● **Entries shown**:
+ + +

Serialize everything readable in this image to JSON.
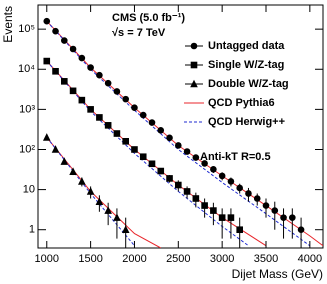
{
  "chart_data": {
    "type": "scatter",
    "log_y": true,
    "ylabel": "Events",
    "xlabel": "Dijet Mass (GeV)",
    "annotations": [
      "CMS (5.0 fb⁻¹)",
      "√s = 7 TeV",
      "Anti-kT R=0.5"
    ],
    "xlim": [
      900,
      4150
    ],
    "ylim": [
      0.35,
      400000
    ],
    "xticks": [
      1000,
      1500,
      2000,
      2500,
      3000,
      3500,
      4000
    ],
    "yticks": [
      1,
      10,
      {
        "value": 100,
        "label": "10²"
      },
      {
        "value": 1000,
        "label": "10³"
      },
      {
        "value": 10000,
        "label": "10⁴"
      },
      {
        "value": 100000,
        "label": "10⁵"
      }
    ],
    "series": [
      {
        "name": "Untagged data",
        "color": "#000000",
        "marker": "circle",
        "x": [
          1000,
          1100,
          1200,
          1300,
          1400,
          1500,
          1600,
          1700,
          1800,
          1900,
          2000,
          2100,
          2200,
          2300,
          2400,
          2500,
          2600,
          2700,
          2800,
          2900,
          3000,
          3100,
          3200,
          3300,
          3400,
          3500,
          3600,
          3700,
          3800,
          3900
        ],
        "values": [
          158000,
          89000,
          52000,
          32000,
          19000,
          11000,
          7100,
          4500,
          2800,
          1800,
          1100,
          720,
          470,
          300,
          195,
          126,
          89,
          63,
          45,
          32,
          22,
          16,
          11,
          8,
          6,
          4,
          3,
          2,
          2,
          1
        ],
        "errors": [
          400,
          300,
          230,
          180,
          140,
          105,
          84,
          67,
          53,
          42,
          33,
          27,
          22,
          17,
          14,
          11,
          9,
          8,
          7,
          6,
          5,
          4,
          3,
          3,
          2,
          2,
          2,
          1.4,
          1.4,
          1
        ]
      },
      {
        "name": "Single W/Z-tag",
        "color": "#000000",
        "marker": "square",
        "x": [
          1000,
          1100,
          1200,
          1300,
          1400,
          1500,
          1600,
          1700,
          1800,
          1900,
          2000,
          2100,
          2200,
          2300,
          2400,
          2500,
          2600,
          2700,
          2800,
          2900,
          3000,
          3100,
          3200
        ],
        "values": [
          16000,
          8900,
          5000,
          2900,
          1700,
          1000,
          630,
          400,
          250,
          160,
          100,
          66,
          44,
          29,
          19,
          13,
          9,
          6,
          4,
          3,
          2,
          2,
          1
        ],
        "errors": [
          126,
          94,
          71,
          54,
          41,
          32,
          25,
          20,
          16,
          13,
          10,
          8,
          7,
          5,
          4,
          4,
          3,
          2.4,
          2,
          1.7,
          1.4,
          1.4,
          1
        ]
      },
      {
        "name": "Double W/Z-tag",
        "color": "#000000",
        "marker": "triangle",
        "x": [
          1000,
          1100,
          1200,
          1300,
          1400,
          1500,
          1600,
          1700,
          1800,
          1900
        ],
        "values": [
          200,
          100,
          50,
          28,
          16,
          9,
          5,
          3,
          2,
          1
        ],
        "errors": [
          14,
          10,
          7,
          5,
          4,
          3,
          2.2,
          1.7,
          1.4,
          1
        ]
      }
    ],
    "curves": [
      {
        "name": "QCD Pythia6",
        "color": "#e8262b",
        "dashed": false,
        "pieces": [
          {
            "x": [
              1000,
              1500,
              2000,
              2500,
              3000,
              3500,
              4000,
              4150
            ],
            "values": [
              158000,
              11000,
              1100,
              126,
              22,
              4,
              0.7,
              0.4
            ]
          },
          {
            "x": [
              1000,
              1500,
              2000,
              2500,
              3000,
              3500
            ],
            "values": [
              16000,
              1000,
              100,
              13,
              2,
              0.4
            ]
          },
          {
            "x": [
              1000,
              1500,
              2000,
              2300
            ],
            "values": [
              200,
              9,
              0.8,
              0.35
            ]
          }
        ]
      },
      {
        "name": "QCD Herwig++",
        "color": "#1f2bd0",
        "dashed": true,
        "pieces": [
          {
            "x": [
              1000,
              1500,
              2000,
              2500,
              3000,
              3500,
              4000
            ],
            "values": [
              158000,
              10000,
              950,
              100,
              15,
              2.5,
              0.4
            ]
          },
          {
            "x": [
              1000,
              1500,
              2000,
              2500,
              3000,
              3300
            ],
            "values": [
              16000,
              900,
              80,
              9,
              1.2,
              0.4
            ]
          },
          {
            "x": [
              1000,
              1500,
              2000
            ],
            "values": [
              200,
              8,
              0.4
            ]
          }
        ]
      }
    ]
  }
}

+ + +

● **Written exercise**: Leave out the pictures and give the listing above again exactly.

● **Answer to the task**:
Serialize everything readable in this image to JSON.
{
  "chart_data": {
    "type": "scatter",
    "log_y": true,
    "ylabel": "Events",
    "xlabel": "Dijet Mass (GeV)",
    "annotations": [
      "CMS (5.0 fb⁻¹)",
      "√s = 7 TeV",
      "Anti-kT R=0.5"
    ],
    "xlim": [
      900,
      4150
    ],
    "ylim": [
      0.35,
      400000
    ],
    "xticks": [
      1000,
      1500,
      2000,
      2500,
      3000,
      3500,
      4000
    ],
    "yticks": [
      1,
      10,
      {
        "value": 100,
        "label": "10²"
      },
      {
        "value": 1000,
        "label": "10³"
      },
      {
        "value": 10000,
        "label": "10⁴"
      },
      {
        "value": 100000,
        "label": "10⁵"
      }
    ],
    "series": [
      {
        "name": "Untagged data",
        "color": "#000000",
        "marker": "circle",
        "x": [
          1000,
          1100,
          1200,
          1300,
          1400,
          1500,
          1600,
          1700,
          1800,
          1900,
          2000,
          2100,
          2200,
          2300,
          2400,
          2500,
          2600,
          2700,
          2800,
          2900,
          3000,
          3100,
          3200,
          3300,
          3400,
          3500,
          3600,
          3700,
          3800,
          3900
        ],
        "values": [
          158000,
          89000,
          52000,
          32000,
          19000,
          11000,
          7100,
          4500,
          2800,
          1800,
          1100,
          720,
          470,
          300,
          195,
          126,
          89,
          63,
          45,
          32,
          22,
          16,
          11,
          8,
          6,
          4,
          3,
          2,
          2,
          1
        ],
        "errors": [
          400,
          300,
          230,
          180,
          140,
          105,
          84,
          67,
          53,
          42,
          33,
          27,
          22,
          17,
          14,
          11,
          9,
          8,
          7,
          6,
          5,
          4,
          3,
          3,
          2,
          2,
          2,
          1.4,
          1.4,
          1
        ]
      },
      {
        "name": "Single W/Z-tag",
        "color": "#000000",
        "marker": "square",
        "x": [
          1000,
          1100,
          1200,
          1300,
          1400,
          1500,
          1600,
          1700,
          1800,
          1900,
          2000,
          2100,
          2200,
          2300,
          2400,
          2500,
          2600,
          2700,
          2800,
          2900,
          3000,
          3100,
          3200
        ],
        "values": [
          16000,
          8900,
          5000,
          2900,
          1700,
          1000,
          630,
          400,
          250,
          160,
          100,
          66,
          44,
          29,
          19,
          13,
          9,
          6,
          4,
          3,
          2,
          2,
          1
        ],
        "errors": [
          126,
          94,
          71,
          54,
          41,
          32,
          25,
          20,
          16,
          13,
          10,
          8,
          7,
          5,
          4,
          4,
          3,
          2.4,
          2,
          1.7,
          1.4,
          1.4,
          1
        ]
      },
      {
        "name": "Double W/Z-tag",
        "color": "#000000",
        "marker": "triangle",
        "x": [
          1000,
          1100,
          1200,
          1300,
          1400,
          1500,
          1600,
          1700,
          1800,
          1900
        ],
        "values": [
          200,
          100,
          50,
          28,
          16,
          9,
          5,
          3,
          2,
          1
        ],
        "errors": [
          14,
          10,
          7,
          5,
          4,
          3,
          2.2,
          1.7,
          1.4,
          1
        ]
      }
    ],
    "curves": [
      {
        "name": "QCD Pythia6",
        "color": "#e8262b",
        "dashed": false,
        "pieces": [
          {
            "x": [
              1000,
              1500,
              2000,
              2500,
              3000,
              3500,
              4000,
              4150
            ],
            "values": [
              158000,
              11000,
              1100,
              126,
              22,
              4,
              0.7,
              0.4
            ]
          },
          {
            "x": [
              1000,
              1500,
              2000,
              2500,
              3000,
              3500
            ],
            "values": [
              16000,
              1000,
              100,
              13,
              2,
              0.4
            ]
          },
          {
            "x": [
              1000,
              1500,
              2000,
              2300
            ],
            "values": [
              200,
              9,
              0.8,
              0.35
            ]
          }
        ]
      },
      {
        "name": "QCD Herwig++",
        "color": "#1f2bd0",
        "dashed": true,
        "pieces": [
          {
            "x": [
              1000,
              1500,
              2000,
              2500,
              3000,
              3500,
              4000
            ],
            "values": [
              158000,
              10000,
              950,
              100,
              15,
              2.5,
              0.4
            ]
          },
          {
            "x": [
              1000,
              1500,
              2000,
              2500,
              3000,
              3300
            ],
            "values": [
              16000,
              900,
              80,
              9,
              1.2,
              0.4
            ]
          },
          {
            "x": [
              1000,
              1500,
              2000
            ],
            "values": [
              200,
              8,
              0.4
            ]
          }
        ]
      }
    ]
  }
}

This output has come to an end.